Locate and copy each line in the data that contains the word "exports".

** BEGIN Data supplied **

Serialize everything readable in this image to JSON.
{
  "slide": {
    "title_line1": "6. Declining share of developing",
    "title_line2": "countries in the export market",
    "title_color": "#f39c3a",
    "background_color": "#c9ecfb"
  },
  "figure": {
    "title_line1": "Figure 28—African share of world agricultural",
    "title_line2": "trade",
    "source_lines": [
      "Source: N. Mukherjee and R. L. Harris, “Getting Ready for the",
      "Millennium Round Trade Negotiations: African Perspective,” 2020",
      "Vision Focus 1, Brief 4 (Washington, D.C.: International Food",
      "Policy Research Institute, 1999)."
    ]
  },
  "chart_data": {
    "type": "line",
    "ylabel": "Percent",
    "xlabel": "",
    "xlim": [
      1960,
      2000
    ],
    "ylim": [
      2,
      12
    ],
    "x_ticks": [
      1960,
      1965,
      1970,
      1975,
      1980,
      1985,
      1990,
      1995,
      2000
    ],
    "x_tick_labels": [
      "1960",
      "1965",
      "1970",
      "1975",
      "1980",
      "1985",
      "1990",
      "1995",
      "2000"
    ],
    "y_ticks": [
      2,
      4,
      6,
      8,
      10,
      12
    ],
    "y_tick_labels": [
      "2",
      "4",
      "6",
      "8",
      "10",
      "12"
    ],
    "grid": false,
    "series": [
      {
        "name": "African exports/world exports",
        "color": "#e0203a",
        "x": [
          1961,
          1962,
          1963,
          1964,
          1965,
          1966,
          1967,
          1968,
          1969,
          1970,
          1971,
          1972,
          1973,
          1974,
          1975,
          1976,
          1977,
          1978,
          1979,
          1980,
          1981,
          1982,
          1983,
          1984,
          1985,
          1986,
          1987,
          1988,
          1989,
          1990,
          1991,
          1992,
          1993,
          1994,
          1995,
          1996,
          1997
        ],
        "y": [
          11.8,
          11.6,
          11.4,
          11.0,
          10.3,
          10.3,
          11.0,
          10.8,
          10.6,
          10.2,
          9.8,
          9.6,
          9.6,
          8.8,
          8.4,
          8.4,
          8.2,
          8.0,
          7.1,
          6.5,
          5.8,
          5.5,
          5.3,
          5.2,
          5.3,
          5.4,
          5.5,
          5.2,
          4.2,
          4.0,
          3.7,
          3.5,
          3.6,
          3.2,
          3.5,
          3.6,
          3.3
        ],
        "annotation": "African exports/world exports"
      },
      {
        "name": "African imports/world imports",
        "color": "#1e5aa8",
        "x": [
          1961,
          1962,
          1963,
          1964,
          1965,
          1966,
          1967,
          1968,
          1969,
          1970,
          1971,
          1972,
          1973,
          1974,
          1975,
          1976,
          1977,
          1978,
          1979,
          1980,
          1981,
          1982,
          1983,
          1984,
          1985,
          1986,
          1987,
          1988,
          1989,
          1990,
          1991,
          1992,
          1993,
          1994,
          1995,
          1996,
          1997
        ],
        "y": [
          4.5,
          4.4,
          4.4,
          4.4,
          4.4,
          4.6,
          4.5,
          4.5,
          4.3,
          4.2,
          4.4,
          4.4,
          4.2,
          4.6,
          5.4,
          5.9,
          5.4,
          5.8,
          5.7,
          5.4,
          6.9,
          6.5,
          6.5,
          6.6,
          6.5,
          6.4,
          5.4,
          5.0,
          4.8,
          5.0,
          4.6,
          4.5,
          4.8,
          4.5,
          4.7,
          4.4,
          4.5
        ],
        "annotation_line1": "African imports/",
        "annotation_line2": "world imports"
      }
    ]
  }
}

** END Data supplied **

## Full solution
        "name": "African exports/world exports",
        "annotation": "African exports/world exports"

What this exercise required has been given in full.